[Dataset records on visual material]
──────────────────────────────

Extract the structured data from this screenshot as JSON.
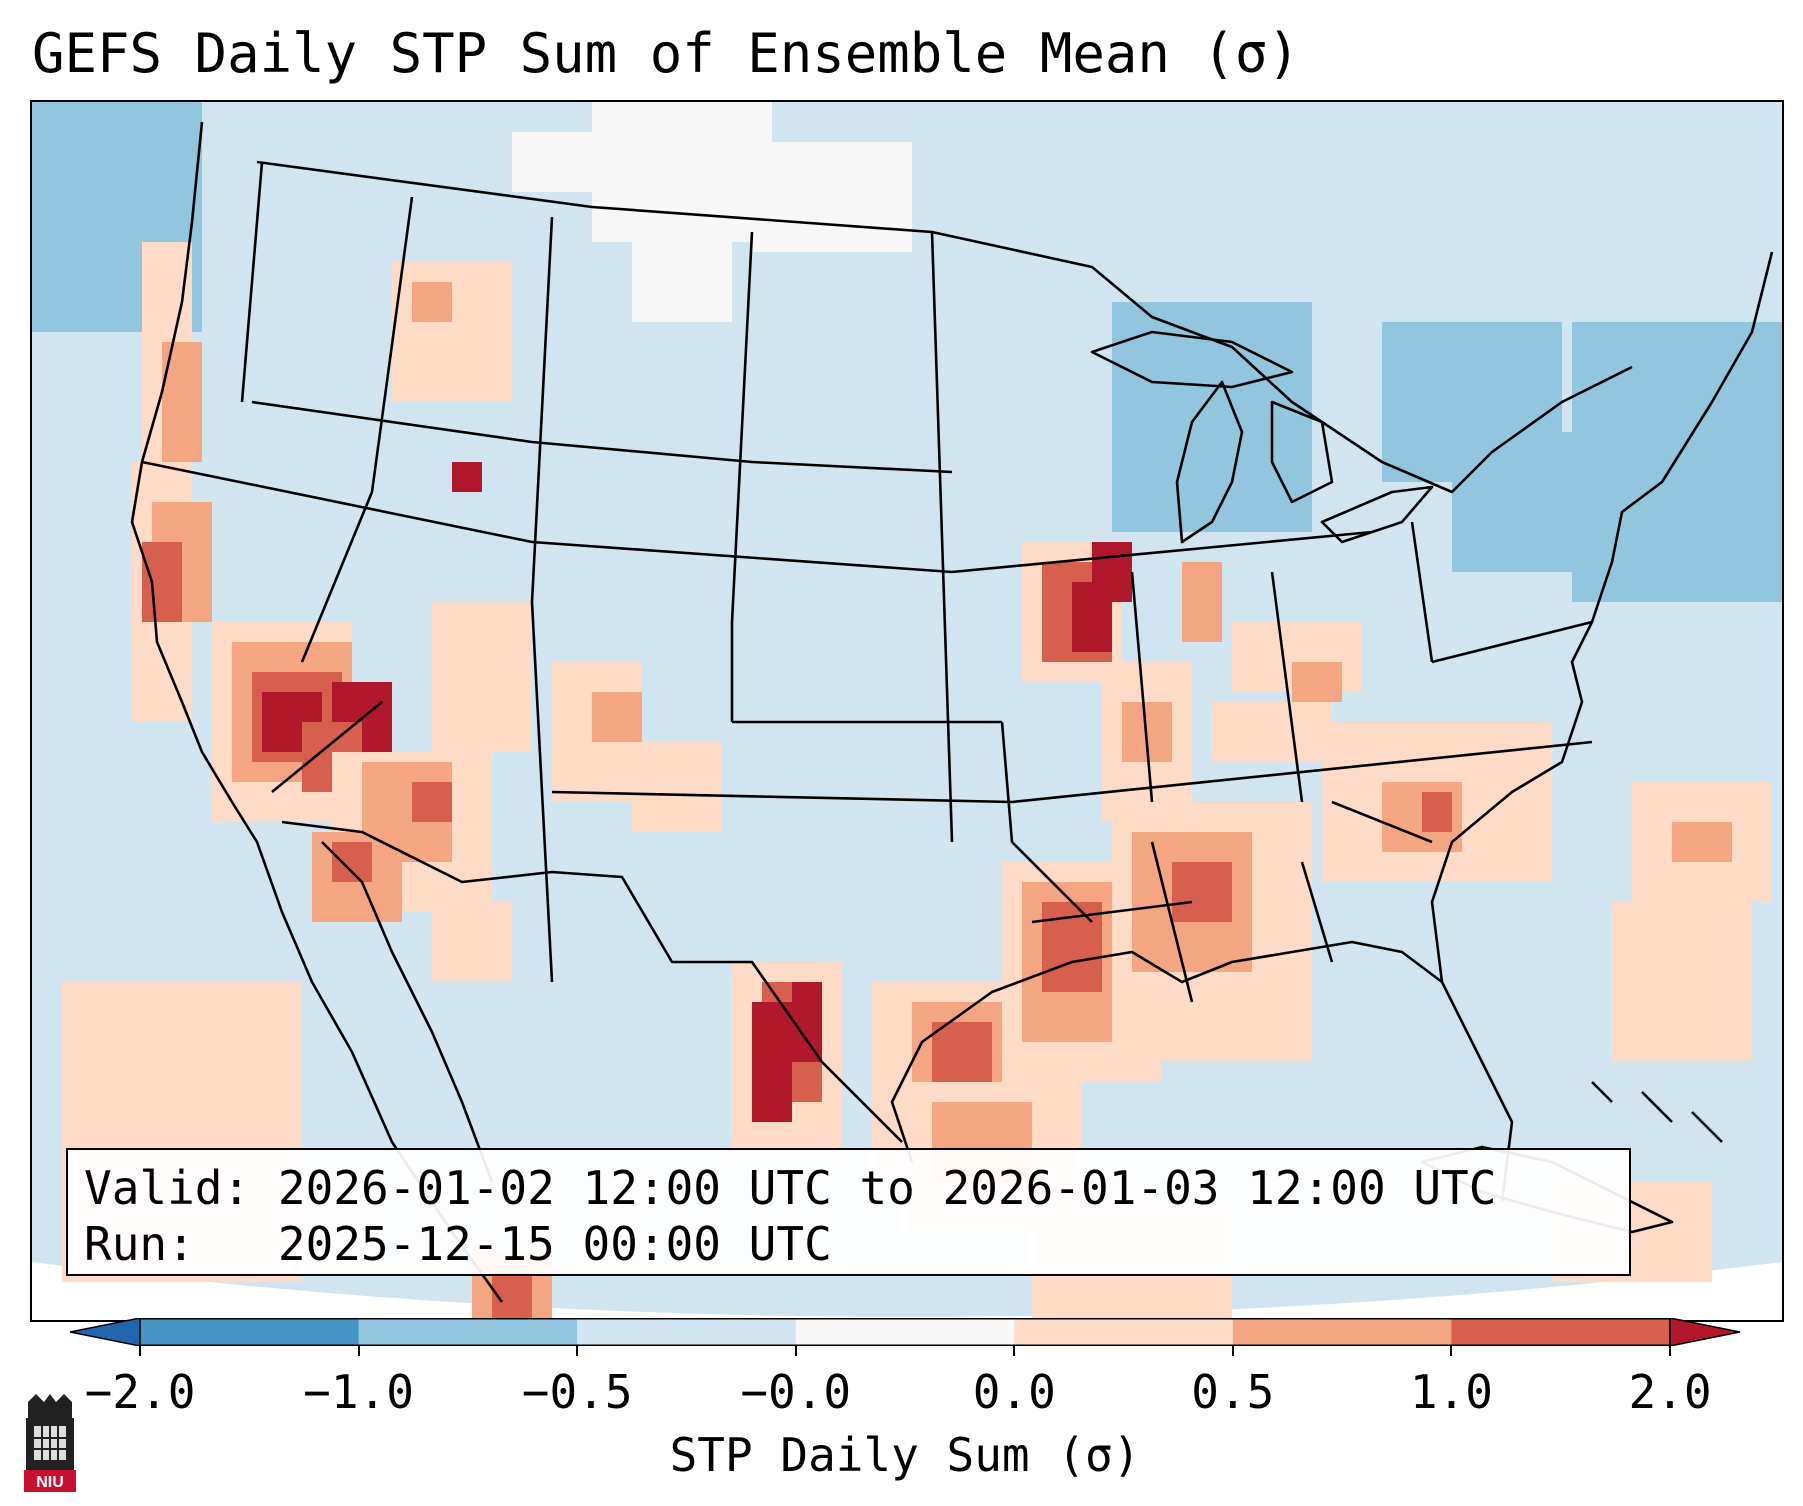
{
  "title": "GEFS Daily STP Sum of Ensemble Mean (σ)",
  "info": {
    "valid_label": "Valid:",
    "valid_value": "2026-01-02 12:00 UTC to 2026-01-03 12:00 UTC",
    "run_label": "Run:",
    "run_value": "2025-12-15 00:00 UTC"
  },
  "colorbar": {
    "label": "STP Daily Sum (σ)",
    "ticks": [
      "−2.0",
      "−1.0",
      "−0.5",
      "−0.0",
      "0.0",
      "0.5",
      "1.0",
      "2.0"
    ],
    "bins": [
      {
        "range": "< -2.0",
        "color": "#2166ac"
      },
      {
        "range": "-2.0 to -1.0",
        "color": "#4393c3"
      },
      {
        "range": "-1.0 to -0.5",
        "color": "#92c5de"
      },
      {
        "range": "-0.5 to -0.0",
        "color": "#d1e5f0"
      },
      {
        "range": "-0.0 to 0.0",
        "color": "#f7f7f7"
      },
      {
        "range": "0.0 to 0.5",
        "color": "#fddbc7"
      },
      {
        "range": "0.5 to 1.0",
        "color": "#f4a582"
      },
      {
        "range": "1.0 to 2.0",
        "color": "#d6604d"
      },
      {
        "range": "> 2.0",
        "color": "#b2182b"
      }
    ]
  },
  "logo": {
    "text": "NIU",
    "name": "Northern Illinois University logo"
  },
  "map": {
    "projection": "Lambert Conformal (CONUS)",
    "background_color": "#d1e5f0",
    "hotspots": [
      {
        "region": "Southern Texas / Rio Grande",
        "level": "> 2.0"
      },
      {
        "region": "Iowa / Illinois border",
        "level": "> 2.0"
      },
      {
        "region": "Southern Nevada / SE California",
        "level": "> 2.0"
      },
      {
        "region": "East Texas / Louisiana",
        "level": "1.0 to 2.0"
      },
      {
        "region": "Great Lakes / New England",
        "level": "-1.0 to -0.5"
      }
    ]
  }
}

──────────────────────────────

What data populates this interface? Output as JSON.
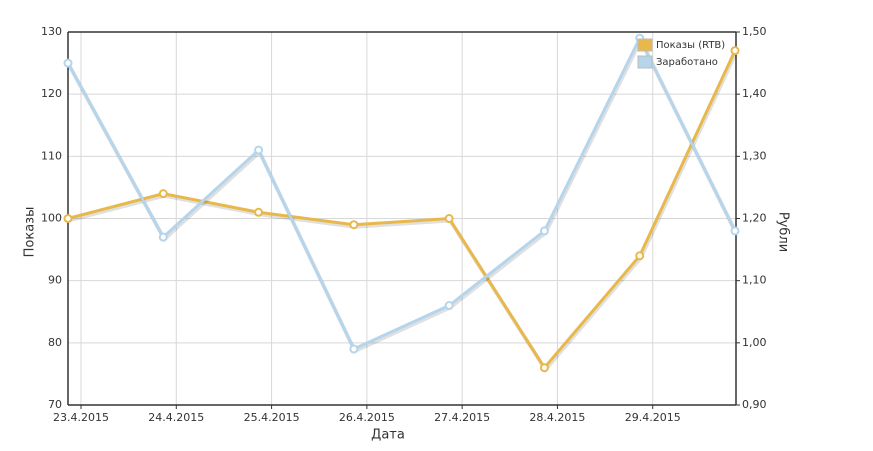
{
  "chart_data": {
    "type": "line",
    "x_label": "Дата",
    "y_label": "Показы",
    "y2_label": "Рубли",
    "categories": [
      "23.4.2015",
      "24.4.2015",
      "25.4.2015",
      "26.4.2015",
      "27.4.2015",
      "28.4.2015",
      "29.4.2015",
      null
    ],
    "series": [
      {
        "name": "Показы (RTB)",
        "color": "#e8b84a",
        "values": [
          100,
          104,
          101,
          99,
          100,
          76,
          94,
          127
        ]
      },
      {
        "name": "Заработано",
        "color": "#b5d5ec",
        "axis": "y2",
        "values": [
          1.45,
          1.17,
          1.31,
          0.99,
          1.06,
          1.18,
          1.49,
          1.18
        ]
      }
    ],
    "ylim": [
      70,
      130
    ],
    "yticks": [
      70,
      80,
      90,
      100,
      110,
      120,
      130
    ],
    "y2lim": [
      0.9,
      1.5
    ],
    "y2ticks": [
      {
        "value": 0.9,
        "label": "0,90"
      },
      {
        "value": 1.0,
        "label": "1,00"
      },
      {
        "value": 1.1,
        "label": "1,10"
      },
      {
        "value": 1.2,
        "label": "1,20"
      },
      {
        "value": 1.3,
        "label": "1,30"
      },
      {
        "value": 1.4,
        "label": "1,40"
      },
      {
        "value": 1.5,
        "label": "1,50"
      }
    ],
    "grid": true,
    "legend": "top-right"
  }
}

──────────────────────────────

● PROBLEM
Locate the word "Illinois" in the records above, and return each line that has it.

● TASK ANSWER
    "name": "Northern Illinois University logo"
        "region": "Iowa / Illinois border",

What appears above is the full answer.